Task brief — Check each line of the material below for "Sınıfı". Report how many have it, with no other words.

Data rows —
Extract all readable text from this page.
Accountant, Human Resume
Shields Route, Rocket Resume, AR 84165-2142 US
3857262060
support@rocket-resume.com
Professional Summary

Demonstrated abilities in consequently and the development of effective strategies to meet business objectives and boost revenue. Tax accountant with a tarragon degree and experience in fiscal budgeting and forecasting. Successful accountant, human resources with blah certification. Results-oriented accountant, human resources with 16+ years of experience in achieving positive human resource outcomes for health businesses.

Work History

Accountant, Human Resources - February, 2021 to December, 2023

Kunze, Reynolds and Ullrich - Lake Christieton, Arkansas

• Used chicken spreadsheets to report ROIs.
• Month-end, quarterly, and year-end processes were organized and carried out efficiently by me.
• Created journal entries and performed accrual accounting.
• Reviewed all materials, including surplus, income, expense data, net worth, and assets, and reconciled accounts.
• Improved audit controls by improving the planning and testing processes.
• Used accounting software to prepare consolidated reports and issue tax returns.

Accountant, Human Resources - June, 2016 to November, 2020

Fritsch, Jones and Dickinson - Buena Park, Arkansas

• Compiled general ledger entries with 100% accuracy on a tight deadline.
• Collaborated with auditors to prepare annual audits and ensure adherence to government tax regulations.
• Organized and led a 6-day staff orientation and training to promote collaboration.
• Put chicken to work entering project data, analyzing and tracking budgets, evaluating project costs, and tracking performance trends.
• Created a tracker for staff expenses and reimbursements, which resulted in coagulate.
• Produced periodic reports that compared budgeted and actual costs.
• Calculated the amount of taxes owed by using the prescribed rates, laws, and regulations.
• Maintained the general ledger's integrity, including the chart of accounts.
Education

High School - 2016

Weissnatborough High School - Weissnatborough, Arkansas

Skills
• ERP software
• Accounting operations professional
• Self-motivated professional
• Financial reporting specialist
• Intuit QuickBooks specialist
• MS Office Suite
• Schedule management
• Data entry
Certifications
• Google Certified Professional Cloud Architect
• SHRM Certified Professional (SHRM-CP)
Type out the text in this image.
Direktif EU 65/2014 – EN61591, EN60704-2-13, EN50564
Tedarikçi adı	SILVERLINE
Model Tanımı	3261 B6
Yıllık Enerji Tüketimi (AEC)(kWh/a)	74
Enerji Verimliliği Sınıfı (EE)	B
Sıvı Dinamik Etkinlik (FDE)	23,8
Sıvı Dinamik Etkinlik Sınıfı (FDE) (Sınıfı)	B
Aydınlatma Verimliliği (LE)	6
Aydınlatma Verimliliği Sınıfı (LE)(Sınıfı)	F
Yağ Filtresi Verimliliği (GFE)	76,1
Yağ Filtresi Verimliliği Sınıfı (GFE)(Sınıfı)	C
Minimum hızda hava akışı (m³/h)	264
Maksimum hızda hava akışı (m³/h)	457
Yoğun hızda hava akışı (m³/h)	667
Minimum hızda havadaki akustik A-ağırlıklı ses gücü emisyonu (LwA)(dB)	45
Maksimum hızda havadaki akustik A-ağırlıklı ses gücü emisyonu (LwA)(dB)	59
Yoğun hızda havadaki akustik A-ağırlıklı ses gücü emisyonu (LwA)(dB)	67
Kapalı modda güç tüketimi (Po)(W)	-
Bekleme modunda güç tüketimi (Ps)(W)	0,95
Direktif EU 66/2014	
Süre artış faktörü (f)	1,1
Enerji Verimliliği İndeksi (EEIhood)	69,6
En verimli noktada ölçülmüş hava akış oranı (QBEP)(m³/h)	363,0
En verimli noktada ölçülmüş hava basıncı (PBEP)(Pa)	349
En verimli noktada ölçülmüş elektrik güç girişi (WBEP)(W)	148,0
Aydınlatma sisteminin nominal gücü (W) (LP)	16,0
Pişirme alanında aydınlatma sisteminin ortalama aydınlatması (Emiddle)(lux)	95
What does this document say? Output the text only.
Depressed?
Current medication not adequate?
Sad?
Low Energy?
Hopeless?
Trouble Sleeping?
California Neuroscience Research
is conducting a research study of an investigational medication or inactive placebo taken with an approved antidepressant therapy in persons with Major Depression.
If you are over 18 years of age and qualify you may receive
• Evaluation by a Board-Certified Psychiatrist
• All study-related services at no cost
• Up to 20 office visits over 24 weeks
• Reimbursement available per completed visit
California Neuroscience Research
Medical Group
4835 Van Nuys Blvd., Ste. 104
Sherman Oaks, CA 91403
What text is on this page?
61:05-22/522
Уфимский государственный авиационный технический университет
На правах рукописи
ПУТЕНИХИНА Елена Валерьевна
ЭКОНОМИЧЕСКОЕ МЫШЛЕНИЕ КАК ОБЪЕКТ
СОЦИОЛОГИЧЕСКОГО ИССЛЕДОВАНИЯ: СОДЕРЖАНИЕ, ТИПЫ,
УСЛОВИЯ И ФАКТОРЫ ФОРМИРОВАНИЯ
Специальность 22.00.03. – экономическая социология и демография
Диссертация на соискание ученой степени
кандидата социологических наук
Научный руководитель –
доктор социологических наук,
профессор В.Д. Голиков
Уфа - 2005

Task output — 4